- [WORK TO COMPLETE]: Quote each record exactly, please, leaving none out.

- [INPUT ROWS]:
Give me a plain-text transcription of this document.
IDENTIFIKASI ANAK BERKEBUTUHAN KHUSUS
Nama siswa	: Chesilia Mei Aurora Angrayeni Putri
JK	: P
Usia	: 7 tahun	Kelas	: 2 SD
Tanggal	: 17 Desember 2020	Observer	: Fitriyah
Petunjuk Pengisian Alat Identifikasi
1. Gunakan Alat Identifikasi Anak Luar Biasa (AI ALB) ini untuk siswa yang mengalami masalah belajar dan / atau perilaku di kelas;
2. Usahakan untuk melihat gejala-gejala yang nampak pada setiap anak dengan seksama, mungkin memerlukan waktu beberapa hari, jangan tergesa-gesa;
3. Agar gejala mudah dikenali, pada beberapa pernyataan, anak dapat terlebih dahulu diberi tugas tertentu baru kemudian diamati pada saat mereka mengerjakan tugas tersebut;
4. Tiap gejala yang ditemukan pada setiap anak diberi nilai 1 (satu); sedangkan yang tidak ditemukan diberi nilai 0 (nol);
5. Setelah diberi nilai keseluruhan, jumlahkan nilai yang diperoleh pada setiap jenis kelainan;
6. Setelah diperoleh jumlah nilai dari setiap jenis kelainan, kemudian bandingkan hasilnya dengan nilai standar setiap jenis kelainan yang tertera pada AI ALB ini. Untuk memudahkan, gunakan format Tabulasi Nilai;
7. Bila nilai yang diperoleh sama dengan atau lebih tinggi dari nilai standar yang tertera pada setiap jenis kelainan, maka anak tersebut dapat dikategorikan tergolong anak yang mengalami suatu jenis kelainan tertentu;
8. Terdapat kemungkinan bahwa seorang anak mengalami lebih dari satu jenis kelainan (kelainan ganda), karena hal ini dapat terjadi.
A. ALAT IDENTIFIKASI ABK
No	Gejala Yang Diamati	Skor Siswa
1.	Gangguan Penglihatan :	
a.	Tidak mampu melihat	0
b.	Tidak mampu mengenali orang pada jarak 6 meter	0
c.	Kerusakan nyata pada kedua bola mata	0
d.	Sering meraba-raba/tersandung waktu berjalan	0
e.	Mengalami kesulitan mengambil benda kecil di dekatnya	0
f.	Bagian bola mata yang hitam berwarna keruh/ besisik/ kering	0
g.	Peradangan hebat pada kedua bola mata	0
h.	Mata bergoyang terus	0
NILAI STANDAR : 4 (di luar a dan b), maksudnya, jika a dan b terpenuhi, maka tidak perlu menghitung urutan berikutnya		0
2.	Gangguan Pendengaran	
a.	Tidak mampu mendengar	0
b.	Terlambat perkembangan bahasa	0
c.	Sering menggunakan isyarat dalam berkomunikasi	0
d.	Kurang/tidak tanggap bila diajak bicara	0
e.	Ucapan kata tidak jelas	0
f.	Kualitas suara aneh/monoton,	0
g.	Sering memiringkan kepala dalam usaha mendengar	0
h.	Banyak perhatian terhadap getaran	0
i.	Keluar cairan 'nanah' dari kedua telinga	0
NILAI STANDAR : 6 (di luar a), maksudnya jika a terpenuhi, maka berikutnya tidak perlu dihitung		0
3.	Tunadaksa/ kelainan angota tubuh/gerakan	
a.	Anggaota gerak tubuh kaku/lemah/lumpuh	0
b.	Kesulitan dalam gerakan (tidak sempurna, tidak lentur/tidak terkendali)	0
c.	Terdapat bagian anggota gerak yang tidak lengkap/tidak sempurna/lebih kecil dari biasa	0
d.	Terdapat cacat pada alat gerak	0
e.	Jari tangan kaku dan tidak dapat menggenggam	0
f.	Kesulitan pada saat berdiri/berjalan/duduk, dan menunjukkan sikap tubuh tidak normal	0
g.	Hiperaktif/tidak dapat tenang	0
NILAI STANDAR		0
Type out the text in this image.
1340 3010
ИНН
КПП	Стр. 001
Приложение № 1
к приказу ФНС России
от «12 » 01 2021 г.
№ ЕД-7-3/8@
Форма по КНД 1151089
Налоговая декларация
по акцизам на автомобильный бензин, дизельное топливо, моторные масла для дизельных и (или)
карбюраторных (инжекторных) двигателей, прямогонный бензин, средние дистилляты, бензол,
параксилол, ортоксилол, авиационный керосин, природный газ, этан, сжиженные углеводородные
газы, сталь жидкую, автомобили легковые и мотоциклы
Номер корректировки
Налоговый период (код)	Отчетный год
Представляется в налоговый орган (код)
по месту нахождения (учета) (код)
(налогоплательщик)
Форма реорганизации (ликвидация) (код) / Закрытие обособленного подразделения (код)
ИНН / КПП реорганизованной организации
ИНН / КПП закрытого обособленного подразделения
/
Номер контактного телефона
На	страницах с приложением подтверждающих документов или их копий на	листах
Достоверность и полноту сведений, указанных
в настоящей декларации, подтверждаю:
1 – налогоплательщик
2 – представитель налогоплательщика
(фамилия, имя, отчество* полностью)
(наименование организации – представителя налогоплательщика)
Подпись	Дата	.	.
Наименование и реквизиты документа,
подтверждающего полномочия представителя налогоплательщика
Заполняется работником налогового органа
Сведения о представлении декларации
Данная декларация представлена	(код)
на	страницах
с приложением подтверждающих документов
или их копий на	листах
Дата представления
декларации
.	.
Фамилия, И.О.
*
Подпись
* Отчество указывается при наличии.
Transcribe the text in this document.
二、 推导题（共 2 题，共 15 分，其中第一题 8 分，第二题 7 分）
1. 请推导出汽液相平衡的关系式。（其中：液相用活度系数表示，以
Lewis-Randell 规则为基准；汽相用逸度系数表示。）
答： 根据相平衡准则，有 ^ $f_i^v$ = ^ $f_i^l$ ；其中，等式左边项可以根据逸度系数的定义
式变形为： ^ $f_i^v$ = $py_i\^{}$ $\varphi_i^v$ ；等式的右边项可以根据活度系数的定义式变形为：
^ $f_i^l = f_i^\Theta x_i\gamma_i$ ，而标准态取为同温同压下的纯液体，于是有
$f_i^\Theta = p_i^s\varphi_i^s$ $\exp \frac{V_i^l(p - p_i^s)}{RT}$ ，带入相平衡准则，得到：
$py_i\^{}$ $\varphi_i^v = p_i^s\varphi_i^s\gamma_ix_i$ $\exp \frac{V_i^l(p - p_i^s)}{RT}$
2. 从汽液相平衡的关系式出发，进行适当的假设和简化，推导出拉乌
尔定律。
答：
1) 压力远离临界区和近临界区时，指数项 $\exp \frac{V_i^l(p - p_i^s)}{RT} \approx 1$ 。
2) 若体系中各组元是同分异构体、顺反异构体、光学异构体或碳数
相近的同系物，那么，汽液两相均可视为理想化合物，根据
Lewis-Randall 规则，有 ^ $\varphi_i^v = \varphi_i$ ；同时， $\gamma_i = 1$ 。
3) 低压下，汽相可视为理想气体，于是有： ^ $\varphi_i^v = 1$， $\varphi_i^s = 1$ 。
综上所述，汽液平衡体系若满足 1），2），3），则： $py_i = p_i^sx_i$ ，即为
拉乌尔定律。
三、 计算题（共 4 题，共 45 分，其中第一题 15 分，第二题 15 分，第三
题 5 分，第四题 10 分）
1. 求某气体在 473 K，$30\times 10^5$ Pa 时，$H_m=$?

- [FINISHED ANSWER]:
Give me a plain-text transcription of this document.
IDENTIFIKASI ANAK BERKEBUTUHAN KHUSUS
Nama siswa	: Chesilia Mei Aurora Angrayeni Putri
JK	: P
Usia	: 7 tahun	Kelas	: 2 SD
Tanggal	: 17 Desember 2020	Observer	: Fitriyah
Petunjuk Pengisian Alat Identifikasi
1. Gunakan Alat Identifikasi Anak Luar Biasa (AI ALB) ini untuk siswa yang mengalami masalah belajar dan / atau perilaku di kelas;
2. Usahakan untuk melihat gejala-gejala yang nampak pada setiap anak dengan seksama, mungkin memerlukan waktu beberapa hari, jangan tergesa-gesa;
3. Agar gejala mudah dikenali, pada beberapa pernyataan, anak dapat terlebih dahulu diberi tugas tertentu baru kemudian diamati pada saat mereka mengerjakan tugas tersebut;
4. Tiap gejala yang ditemukan pada setiap anak diberi nilai 1 (satu); sedangkan yang tidak ditemukan diberi nilai 0 (nol);
5. Setelah diberi nilai keseluruhan, jumlahkan nilai yang diperoleh pada setiap jenis kelainan;
6. Setelah diperoleh jumlah nilai dari setiap jenis kelainan, kemudian bandingkan hasilnya dengan nilai standar setiap jenis kelainan yang tertera pada AI ALB ini. Untuk memudahkan, gunakan format Tabulasi Nilai;
7. Bila nilai yang diperoleh sama dengan atau lebih tinggi dari nilai standar yang tertera pada setiap jenis kelainan, maka anak tersebut dapat dikategorikan tergolong anak yang mengalami suatu jenis kelainan tertentu;
8. Terdapat kemungkinan bahwa seorang anak mengalami lebih dari satu jenis kelainan (kelainan ganda), karena hal ini dapat terjadi.
A. ALAT IDENTIFIKASI ABK
No	Gejala Yang Diamati	Skor Siswa
1.	Gangguan Penglihatan :	
a.	Tidak mampu melihat	0
b.	Tidak mampu mengenali orang pada jarak 6 meter	0
c.	Kerusakan nyata pada kedua bola mata	0
d.	Sering meraba-raba/tersandung waktu berjalan	0
e.	Mengalami kesulitan mengambil benda kecil di dekatnya	0
f.	Bagian bola mata yang hitam berwarna keruh/ besisik/ kering	0
g.	Peradangan hebat pada kedua bola mata	0
h.	Mata bergoyang terus	0
NILAI STANDAR : 4 (di luar a dan b), maksudnya, jika a dan b terpenuhi, maka tidak perlu menghitung urutan berikutnya		0
2.	Gangguan Pendengaran	
a.	Tidak mampu mendengar	0
b.	Terlambat perkembangan bahasa	0
c.	Sering menggunakan isyarat dalam berkomunikasi	0
d.	Kurang/tidak tanggap bila diajak bicara	0
e.	Ucapan kata tidak jelas	0
f.	Kualitas suara aneh/monoton,	0
g.	Sering memiringkan kepala dalam usaha mendengar	0
h.	Banyak perhatian terhadap getaran	0
i.	Keluar cairan 'nanah' dari kedua telinga	0
NILAI STANDAR : 6 (di luar a), maksudnya jika a terpenuhi, maka berikutnya tidak perlu dihitung		0
3.	Tunadaksa/ kelainan angota tubuh/gerakan	
a.	Anggaota gerak tubuh kaku/lemah/lumpuh	0
b.	Kesulitan dalam gerakan (tidak sempurna, tidak lentur/tidak terkendali)	0
c.	Terdapat bagian anggota gerak yang tidak lengkap/tidak sempurna/lebih kecil dari biasa	0
d.	Terdapat cacat pada alat gerak	0
e.	Jari tangan kaku dan tidak dapat menggenggam	0
f.	Kesulitan pada saat berdiri/berjalan/duduk, dan menunjukkan sikap tubuh tidak normal	0
g.	Hiperaktif/tidak dapat tenang	0
NILAI STANDAR		0
Type out the text in this image.
1340 3010
ИНН
КПП	Стр. 001
Приложение № 1
к приказу ФНС России
от «12 » 01 2021 г.
№ ЕД-7-3/8@
Форма по КНД 1151089
Налоговая декларация
по акцизам на автомобильный бензин, дизельное топливо, моторные масла для дизельных и (или)
карбюраторных (инжекторных) двигателей, прямогонный бензин, средние дистилляты, бензол,
параксилол, ортоксилол, авиационный керосин, природный газ, этан, сжиженные углеводородные
газы, сталь жидкую, автомобили легковые и мотоциклы
Номер корректировки
Налоговый период (код)	Отчетный год
Представляется в налоговый орган (код)
по месту нахождения (учета) (код)
(налогоплательщик)
Форма реорганизации (ликвидация) (код) / Закрытие обособленного подразделения (код)
ИНН / КПП реорганизованной организации
ИНН / КПП закрытого обособленного подразделения
/
Номер контактного телефона
На	страницах с приложением подтверждающих документов или их копий на	листах
Достоверность и полноту сведений, указанных
в настоящей декларации, подтверждаю:
1 – налогоплательщик
2 – представитель налогоплательщика
(фамилия, имя, отчество* полностью)
(наименование организации – представителя налогоплательщика)
Подпись	Дата	.	.
Наименование и реквизиты документа,
подтверждающего полномочия представителя налогоплательщика
Заполняется работником налогового органа
Сведения о представлении декларации
Данная декларация представлена	(код)
на	страницах
с приложением подтверждающих документов
или их копий на	листах
Дата представления
декларации
.	.
Фамилия, И.О.
*
Подпись
* Отчество указывается при наличии.
Transcribe the text in this document.
二、 推导题（共 2 题，共 15 分，其中第一题 8 分，第二题 7 分）
1. 请推导出汽液相平衡的关系式。（其中：液相用活度系数表示，以
Lewis-Randell 规则为基准；汽相用逸度系数表示。）
答： 根据相平衡准则，有 ^ $f_i^v$ = ^ $f_i^l$ ；其中，等式左边项可以根据逸度系数的定义
式变形为： ^ $f_i^v$ = $py_i\^{}$ $\varphi_i^v$ ；等式的右边项可以根据活度系数的定义式变形为：
^ $f_i^l = f_i^\Theta x_i\gamma_i$ ，而标准态取为同温同压下的纯液体，于是有
$f_i^\Theta = p_i^s\varphi_i^s$ $\exp \frac{V_i^l(p - p_i^s)}{RT}$ ，带入相平衡准则，得到：
$py_i\^{}$ $\varphi_i^v = p_i^s\varphi_i^s\gamma_ix_i$ $\exp \frac{V_i^l(p - p_i^s)}{RT}$
2. 从汽液相平衡的关系式出发，进行适当的假设和简化，推导出拉乌
尔定律。
答：
1) 压力远离临界区和近临界区时，指数项 $\exp \frac{V_i^l(p - p_i^s)}{RT} \approx 1$ 。
2) 若体系中各组元是同分异构体、顺反异构体、光学异构体或碳数
相近的同系物，那么，汽液两相均可视为理想化合物，根据
Lewis-Randall 规则，有 ^ $\varphi_i^v = \varphi_i$ ；同时， $\gamma_i = 1$ 。
3) 低压下，汽相可视为理想气体，于是有： ^ $\varphi_i^v = 1$， $\varphi_i^s = 1$ 。
综上所述，汽液平衡体系若满足 1），2），3），则： $py_i = p_i^sx_i$ ，即为
拉乌尔定律。
三、 计算题（共 4 题，共 45 分，其中第一题 15 分，第二题 15 分，第三
题 5 分，第四题 10 分）
1. 求某气体在 473 K，$30\times 10^5$ Pa 时，$H_m=$?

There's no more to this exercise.